**Excerpt provided:**
I used all those lessons in my teaching career.

94-142 was just around the corner.  My experiences in  special education in high school and college were the prelude to the special education age.  The large pumpkin/valentine cutting school was on one end of the spectrum of educating the difficult to educate- we don’t actually know what to do so let’s do what the mainstream does and hope it helps.  The early years at the Romancyk Institute were the exact opposite.  At least in those years, there was nothing in the instruction that was like general education.  Every task was finely analyzed,  specifically taught and tons of data were collected and analyzed. 

If anything, over the last 40 years- I’ve watched special education instruction move in all different directions, but always struggle between that push and pull between adapting a program so it is,  or at least it is a close approximation of general education program, while realizing that the essence of special education is be definition special- something that has to be much more finely tuned than the throwing the general education spaghetti on the wall and seeing what sticks.

**Record extracts:**
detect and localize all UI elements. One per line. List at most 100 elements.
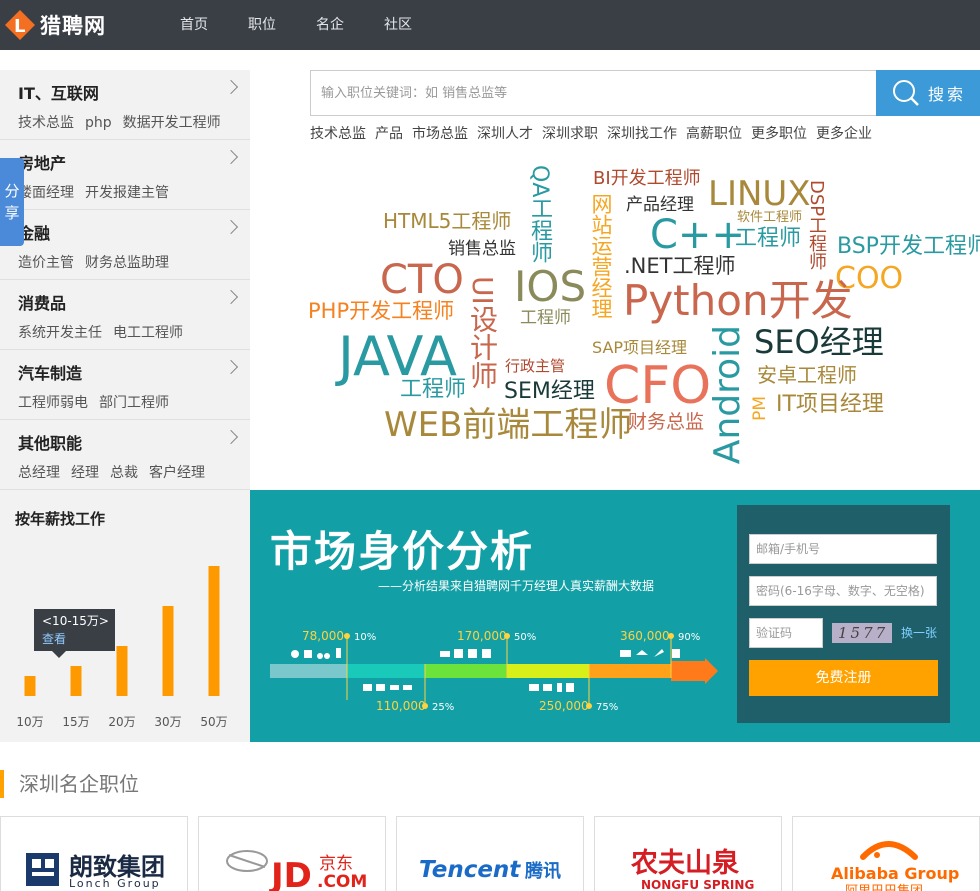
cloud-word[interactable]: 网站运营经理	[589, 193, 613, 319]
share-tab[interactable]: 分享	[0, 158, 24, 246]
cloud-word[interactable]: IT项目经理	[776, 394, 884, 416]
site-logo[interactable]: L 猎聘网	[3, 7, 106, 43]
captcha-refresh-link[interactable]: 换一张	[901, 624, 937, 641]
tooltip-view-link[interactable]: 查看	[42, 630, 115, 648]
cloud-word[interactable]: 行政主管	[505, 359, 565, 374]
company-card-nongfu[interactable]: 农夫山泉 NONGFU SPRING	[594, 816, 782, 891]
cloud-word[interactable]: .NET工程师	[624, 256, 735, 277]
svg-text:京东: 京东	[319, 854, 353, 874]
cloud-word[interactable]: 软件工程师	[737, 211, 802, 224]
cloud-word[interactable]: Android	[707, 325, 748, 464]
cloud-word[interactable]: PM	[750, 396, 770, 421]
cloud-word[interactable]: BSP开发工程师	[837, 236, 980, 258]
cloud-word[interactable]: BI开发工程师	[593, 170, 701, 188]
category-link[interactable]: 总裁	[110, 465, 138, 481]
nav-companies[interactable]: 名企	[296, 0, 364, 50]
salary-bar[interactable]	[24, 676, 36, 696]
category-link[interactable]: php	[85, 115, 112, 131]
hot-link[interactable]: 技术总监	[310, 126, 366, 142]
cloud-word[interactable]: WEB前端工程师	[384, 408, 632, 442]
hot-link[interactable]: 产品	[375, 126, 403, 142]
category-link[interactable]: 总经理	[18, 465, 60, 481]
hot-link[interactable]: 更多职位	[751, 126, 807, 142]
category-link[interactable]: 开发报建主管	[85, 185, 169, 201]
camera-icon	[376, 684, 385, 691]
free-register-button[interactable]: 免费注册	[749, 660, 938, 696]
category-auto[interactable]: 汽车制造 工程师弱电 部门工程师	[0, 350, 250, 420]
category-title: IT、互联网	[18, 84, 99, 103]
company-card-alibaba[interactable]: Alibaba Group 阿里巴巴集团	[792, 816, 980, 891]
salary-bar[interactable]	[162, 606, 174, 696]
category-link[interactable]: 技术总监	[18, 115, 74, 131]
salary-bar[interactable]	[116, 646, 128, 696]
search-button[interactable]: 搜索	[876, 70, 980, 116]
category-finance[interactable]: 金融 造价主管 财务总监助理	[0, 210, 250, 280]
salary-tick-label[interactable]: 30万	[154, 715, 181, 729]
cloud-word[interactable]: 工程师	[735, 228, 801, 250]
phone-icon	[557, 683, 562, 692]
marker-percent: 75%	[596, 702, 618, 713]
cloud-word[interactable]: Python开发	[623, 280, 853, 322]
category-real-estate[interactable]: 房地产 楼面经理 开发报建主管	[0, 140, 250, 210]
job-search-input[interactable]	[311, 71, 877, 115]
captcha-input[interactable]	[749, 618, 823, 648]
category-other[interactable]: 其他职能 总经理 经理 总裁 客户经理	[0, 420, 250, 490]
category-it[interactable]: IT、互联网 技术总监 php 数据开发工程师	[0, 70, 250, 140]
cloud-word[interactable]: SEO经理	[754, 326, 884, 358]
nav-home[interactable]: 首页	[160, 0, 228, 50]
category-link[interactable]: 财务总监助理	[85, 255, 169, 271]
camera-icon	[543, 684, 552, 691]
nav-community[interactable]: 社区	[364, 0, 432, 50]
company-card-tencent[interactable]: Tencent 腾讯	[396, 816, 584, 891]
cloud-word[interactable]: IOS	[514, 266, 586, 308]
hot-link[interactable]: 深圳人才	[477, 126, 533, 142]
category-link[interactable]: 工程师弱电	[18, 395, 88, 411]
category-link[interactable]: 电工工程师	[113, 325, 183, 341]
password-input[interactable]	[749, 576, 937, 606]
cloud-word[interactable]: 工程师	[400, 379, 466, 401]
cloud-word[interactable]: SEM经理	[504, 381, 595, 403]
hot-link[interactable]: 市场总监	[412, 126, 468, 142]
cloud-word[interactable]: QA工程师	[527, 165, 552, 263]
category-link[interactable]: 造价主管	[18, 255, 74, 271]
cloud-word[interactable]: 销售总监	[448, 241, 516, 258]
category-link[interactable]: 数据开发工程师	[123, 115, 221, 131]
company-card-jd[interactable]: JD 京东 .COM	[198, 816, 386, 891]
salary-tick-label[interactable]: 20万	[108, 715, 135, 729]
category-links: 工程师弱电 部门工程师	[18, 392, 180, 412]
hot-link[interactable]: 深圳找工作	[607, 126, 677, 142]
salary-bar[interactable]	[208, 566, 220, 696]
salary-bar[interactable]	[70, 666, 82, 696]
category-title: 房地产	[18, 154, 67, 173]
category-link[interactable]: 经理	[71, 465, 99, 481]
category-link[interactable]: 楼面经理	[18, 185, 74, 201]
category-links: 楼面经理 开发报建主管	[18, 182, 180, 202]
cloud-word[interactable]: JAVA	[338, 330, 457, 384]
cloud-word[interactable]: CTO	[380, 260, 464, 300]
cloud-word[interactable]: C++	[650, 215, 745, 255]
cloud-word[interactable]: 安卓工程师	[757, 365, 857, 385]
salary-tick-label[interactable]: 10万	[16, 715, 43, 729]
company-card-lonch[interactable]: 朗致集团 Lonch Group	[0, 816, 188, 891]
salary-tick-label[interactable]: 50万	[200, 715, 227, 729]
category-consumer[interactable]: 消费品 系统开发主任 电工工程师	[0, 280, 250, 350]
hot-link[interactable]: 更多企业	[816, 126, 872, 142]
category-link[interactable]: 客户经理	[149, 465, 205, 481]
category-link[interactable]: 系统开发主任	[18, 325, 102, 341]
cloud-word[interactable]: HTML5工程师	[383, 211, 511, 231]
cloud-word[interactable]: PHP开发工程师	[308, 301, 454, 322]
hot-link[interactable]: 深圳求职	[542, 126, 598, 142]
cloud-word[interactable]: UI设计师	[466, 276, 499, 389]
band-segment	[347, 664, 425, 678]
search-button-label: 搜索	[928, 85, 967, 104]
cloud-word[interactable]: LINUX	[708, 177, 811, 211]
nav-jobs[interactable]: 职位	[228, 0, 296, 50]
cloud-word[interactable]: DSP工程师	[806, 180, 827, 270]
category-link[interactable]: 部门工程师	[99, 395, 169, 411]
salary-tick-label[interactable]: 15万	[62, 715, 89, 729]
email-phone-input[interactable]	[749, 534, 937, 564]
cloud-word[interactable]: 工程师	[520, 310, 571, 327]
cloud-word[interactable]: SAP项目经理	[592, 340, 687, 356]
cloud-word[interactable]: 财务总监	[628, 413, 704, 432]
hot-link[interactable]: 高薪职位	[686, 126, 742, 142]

---

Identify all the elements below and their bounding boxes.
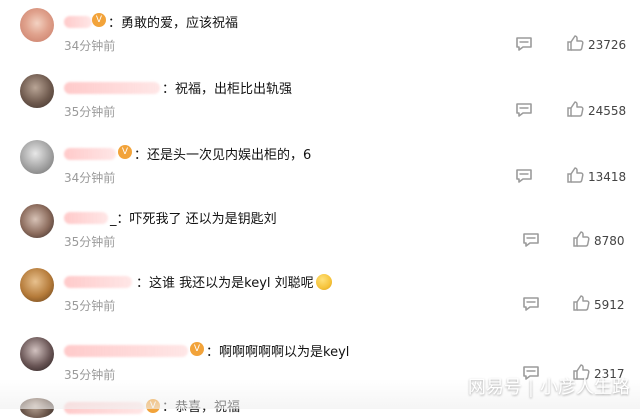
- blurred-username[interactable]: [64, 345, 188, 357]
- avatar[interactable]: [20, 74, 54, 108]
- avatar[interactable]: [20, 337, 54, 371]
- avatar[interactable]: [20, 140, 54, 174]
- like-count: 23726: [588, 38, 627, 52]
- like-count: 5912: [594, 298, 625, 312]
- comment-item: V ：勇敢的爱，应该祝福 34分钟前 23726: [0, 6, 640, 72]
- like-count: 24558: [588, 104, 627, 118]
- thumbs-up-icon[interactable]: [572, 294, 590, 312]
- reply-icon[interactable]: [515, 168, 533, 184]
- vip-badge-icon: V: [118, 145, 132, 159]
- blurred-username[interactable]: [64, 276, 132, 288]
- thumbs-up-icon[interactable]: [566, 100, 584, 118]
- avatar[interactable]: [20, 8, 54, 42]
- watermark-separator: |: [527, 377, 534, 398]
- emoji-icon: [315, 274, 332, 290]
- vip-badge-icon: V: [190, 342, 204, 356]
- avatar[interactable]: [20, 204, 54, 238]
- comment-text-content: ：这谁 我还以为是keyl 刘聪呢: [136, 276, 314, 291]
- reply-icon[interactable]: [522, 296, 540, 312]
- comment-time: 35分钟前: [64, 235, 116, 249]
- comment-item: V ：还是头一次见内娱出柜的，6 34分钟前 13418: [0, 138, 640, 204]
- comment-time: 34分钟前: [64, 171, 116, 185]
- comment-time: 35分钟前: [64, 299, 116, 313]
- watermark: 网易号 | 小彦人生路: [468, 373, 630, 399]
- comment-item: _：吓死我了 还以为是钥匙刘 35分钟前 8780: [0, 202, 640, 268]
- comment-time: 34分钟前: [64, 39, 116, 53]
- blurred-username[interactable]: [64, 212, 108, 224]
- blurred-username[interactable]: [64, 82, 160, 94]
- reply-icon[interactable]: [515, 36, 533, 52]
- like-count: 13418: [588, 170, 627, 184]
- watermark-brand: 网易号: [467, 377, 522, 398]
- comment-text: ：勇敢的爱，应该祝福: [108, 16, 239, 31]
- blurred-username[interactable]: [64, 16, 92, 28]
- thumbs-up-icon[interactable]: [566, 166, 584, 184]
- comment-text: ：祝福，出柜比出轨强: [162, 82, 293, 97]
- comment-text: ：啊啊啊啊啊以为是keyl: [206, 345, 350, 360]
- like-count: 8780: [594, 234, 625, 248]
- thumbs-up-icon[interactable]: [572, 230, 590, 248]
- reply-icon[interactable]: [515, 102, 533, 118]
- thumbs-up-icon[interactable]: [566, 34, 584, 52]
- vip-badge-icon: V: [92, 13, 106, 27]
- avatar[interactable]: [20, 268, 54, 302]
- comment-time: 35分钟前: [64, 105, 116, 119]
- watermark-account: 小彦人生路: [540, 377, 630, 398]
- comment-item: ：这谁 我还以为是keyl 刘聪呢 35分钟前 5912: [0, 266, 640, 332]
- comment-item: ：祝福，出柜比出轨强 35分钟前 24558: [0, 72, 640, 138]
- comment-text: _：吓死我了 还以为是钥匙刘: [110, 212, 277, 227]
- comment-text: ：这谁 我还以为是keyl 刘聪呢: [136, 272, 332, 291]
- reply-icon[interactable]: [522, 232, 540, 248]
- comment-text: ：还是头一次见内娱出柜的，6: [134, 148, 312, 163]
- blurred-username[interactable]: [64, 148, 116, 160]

---

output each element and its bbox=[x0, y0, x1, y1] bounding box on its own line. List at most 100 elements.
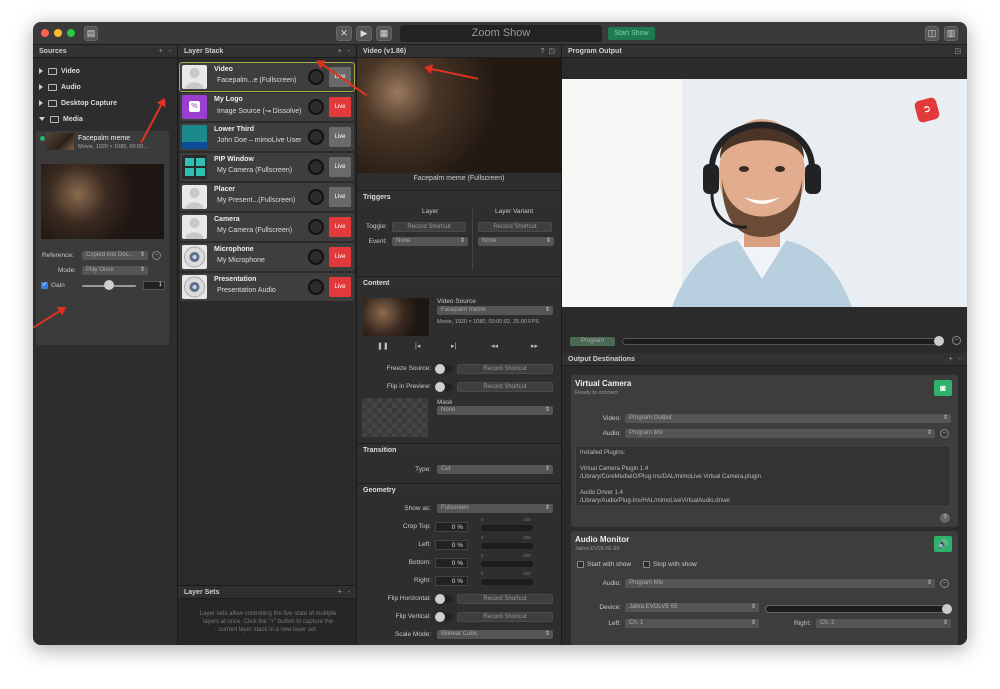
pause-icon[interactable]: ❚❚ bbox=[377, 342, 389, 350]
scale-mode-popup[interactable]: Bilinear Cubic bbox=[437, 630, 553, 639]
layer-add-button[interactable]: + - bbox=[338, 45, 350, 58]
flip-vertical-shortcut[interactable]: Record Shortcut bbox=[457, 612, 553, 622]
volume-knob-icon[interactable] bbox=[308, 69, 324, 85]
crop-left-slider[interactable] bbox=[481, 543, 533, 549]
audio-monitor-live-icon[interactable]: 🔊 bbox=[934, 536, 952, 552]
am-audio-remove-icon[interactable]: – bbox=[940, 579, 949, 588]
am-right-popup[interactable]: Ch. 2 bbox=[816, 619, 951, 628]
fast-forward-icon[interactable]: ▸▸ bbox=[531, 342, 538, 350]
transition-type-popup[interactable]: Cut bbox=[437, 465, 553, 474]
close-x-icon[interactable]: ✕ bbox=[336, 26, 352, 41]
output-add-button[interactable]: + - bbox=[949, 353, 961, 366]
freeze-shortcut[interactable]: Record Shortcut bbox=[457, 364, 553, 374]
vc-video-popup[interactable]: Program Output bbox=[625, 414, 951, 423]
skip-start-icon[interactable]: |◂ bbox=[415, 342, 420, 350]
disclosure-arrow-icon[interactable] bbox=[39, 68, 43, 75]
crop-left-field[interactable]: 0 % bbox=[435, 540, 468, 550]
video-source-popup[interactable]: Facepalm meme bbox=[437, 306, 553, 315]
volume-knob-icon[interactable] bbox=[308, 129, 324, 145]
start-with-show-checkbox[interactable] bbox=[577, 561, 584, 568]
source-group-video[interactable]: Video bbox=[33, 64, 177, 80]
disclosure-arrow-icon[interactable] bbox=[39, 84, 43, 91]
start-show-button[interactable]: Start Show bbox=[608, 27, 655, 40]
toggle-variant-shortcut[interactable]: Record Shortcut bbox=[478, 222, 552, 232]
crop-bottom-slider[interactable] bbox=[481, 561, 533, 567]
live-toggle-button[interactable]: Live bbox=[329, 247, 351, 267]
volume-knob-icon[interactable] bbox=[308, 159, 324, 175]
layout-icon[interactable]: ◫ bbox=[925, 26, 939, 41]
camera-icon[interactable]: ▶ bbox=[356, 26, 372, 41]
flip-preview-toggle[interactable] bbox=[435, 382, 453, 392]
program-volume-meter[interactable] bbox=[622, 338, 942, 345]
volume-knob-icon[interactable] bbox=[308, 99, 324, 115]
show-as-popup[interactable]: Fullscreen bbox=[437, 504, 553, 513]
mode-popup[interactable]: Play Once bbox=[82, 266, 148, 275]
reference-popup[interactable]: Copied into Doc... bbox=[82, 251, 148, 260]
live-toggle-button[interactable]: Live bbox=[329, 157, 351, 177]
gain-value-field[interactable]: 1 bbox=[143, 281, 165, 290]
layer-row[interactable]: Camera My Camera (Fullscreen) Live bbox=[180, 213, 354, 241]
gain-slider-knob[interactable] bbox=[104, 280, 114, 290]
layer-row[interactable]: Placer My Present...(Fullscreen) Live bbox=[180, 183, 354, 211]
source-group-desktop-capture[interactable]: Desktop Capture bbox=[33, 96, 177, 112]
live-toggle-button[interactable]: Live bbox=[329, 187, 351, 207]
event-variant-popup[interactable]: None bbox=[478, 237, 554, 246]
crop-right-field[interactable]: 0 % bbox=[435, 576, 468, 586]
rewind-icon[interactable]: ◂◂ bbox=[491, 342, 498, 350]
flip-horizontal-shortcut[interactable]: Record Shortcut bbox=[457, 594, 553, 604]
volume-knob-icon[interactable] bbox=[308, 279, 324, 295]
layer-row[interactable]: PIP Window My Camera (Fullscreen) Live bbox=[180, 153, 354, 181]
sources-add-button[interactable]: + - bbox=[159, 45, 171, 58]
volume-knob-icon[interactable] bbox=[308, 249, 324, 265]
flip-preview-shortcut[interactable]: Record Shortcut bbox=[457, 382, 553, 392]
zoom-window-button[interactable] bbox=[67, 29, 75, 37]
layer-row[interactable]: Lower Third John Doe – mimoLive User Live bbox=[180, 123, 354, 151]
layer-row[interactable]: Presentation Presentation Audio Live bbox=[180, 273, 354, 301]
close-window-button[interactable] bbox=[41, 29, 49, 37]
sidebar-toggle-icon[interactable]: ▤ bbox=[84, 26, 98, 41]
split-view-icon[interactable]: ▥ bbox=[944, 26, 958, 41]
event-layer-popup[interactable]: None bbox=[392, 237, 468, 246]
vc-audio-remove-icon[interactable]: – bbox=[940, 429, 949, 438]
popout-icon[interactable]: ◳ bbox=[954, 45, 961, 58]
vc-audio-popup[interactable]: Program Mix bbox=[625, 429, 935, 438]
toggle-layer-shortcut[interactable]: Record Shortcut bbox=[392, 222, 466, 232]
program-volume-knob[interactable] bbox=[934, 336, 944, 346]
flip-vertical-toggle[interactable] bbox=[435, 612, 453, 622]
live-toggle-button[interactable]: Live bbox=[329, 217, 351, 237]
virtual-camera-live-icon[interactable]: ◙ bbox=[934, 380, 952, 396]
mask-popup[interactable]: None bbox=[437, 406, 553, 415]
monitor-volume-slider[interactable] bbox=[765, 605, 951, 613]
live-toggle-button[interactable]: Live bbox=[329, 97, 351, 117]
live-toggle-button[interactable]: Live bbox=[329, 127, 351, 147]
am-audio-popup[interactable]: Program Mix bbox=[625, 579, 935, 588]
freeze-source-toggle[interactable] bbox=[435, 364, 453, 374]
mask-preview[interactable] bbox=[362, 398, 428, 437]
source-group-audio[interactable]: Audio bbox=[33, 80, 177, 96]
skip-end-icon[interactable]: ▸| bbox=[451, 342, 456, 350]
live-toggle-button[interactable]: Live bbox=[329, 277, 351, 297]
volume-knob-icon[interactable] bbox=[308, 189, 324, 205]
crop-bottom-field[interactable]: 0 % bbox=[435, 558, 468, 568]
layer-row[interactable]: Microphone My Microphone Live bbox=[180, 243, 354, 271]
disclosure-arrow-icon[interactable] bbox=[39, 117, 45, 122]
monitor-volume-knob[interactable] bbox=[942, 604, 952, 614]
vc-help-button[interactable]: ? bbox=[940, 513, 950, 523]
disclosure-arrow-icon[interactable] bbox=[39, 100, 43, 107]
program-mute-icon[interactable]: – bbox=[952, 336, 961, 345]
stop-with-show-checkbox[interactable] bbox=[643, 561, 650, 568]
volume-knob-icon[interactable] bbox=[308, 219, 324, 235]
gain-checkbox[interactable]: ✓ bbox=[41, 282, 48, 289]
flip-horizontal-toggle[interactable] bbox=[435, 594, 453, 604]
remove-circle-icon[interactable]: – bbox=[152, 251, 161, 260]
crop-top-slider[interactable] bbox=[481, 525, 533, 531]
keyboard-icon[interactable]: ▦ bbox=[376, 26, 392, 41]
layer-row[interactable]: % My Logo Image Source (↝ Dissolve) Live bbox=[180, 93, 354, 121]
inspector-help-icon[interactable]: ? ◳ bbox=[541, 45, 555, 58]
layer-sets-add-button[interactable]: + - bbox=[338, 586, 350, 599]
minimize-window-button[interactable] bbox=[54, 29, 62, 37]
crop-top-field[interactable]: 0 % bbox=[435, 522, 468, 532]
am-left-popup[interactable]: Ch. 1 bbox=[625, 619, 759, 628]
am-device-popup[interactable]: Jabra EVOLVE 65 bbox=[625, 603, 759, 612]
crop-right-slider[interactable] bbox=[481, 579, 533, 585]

**Brief:** Reproduce the special education passage word for word, starting with "94-142 was just" and going on through "collected and analyzed.".

**Expected answer:**
94-142 was just around the corner.  My experiences in  special education in high school and college were the prelude to the special education age.  The large pumpkin/valentine cutting school was on one end of the spectrum of educating the difficult to educate- we don’t actually know what to do so let’s do what the mainstream does and hope it helps.  The early years at the Romancyk Institute were the exact opposite.  At least in those years, there was nothing in the instruction that was like general education.  Every task was finely analyzed,  specifically taught and tons of data were collected and analyzed.